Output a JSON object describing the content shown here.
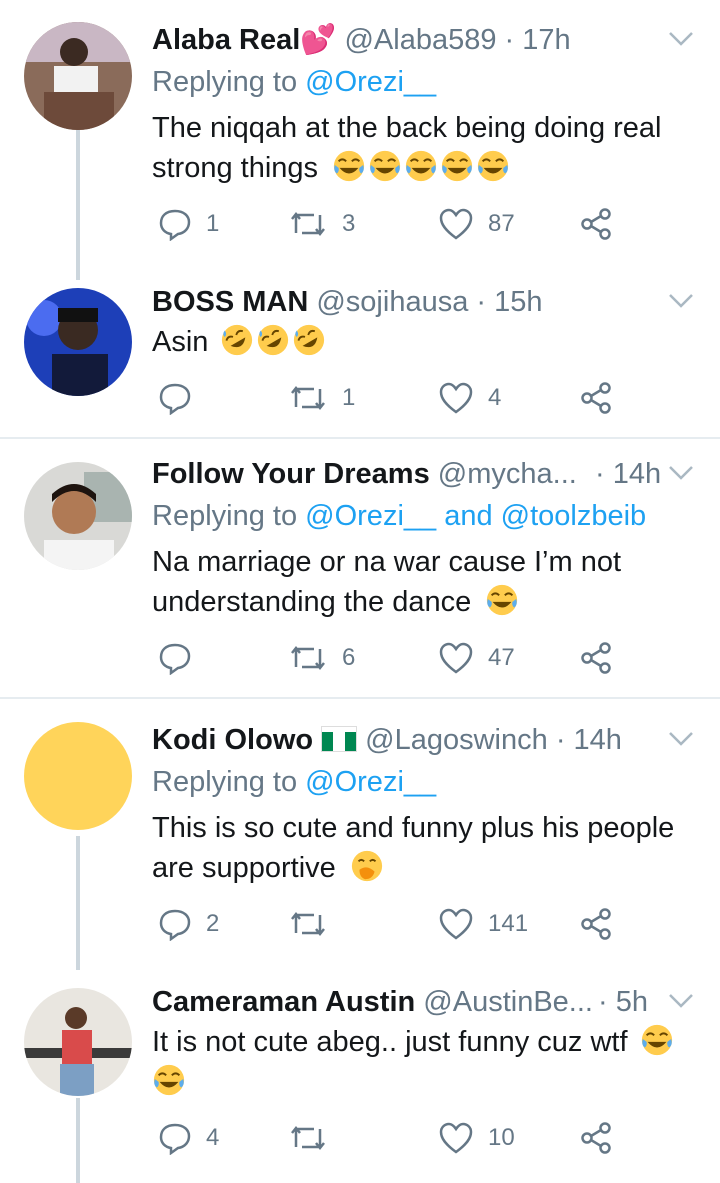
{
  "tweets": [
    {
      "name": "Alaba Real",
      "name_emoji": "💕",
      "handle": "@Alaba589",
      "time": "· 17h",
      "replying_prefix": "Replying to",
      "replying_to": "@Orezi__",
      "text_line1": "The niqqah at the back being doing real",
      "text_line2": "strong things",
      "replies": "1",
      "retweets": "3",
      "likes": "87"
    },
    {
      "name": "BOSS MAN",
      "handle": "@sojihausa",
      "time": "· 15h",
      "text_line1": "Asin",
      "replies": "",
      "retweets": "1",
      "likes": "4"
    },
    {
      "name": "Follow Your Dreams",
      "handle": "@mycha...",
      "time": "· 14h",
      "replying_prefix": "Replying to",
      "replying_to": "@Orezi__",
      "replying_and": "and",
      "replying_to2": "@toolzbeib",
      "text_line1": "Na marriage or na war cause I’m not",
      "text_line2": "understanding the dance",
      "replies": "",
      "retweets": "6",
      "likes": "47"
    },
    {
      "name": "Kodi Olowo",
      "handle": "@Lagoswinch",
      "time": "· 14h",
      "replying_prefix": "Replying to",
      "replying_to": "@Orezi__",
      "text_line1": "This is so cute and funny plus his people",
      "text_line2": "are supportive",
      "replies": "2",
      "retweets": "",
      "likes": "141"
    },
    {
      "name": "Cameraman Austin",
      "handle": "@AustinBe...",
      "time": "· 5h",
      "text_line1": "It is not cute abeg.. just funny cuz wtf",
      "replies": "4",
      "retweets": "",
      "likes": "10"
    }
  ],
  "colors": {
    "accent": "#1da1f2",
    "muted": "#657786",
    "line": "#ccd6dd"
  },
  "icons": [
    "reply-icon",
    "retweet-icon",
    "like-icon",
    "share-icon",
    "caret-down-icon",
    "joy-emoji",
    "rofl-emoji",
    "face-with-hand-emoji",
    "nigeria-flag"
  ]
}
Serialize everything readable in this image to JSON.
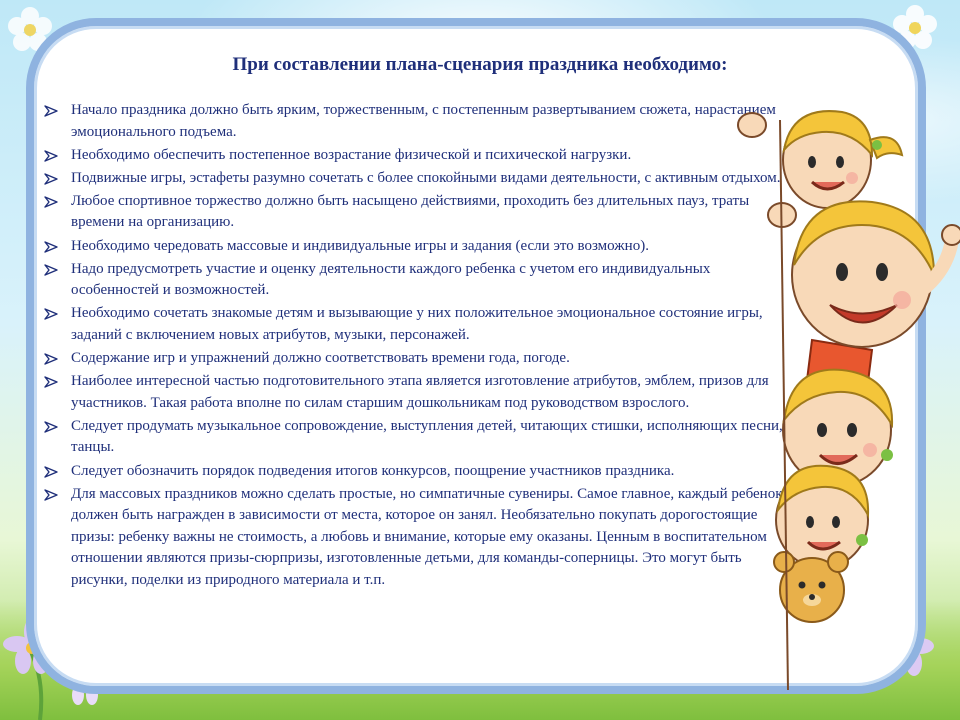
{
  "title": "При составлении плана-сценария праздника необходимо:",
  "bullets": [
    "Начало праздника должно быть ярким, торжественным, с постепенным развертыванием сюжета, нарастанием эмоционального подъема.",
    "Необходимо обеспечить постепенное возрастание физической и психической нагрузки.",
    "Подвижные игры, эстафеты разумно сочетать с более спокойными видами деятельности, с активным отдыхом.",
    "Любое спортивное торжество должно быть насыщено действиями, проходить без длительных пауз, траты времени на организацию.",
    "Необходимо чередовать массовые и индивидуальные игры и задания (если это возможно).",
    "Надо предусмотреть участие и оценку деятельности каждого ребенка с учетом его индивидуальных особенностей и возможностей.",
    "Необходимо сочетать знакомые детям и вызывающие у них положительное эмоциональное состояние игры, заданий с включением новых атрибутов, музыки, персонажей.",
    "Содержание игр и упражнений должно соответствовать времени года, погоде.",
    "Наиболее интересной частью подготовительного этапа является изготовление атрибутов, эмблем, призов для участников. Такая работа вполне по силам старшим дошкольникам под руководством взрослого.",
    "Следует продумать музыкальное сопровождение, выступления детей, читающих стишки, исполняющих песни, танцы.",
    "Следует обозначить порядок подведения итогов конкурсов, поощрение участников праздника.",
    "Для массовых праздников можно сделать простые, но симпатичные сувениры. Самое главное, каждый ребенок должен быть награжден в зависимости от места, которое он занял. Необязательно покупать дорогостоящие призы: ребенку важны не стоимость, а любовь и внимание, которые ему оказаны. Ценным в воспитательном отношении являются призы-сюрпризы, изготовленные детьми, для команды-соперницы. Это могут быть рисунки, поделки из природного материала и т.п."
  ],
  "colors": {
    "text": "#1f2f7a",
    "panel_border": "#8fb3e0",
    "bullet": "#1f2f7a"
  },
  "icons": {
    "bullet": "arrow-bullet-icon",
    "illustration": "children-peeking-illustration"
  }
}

━━━━━━━━

Find "cute". Copy every line it occurs in.

      "text_line1": "This is so cute and funny plus his people",
      "text_line1": "It is not cute abeg.. just funny cuz wtf",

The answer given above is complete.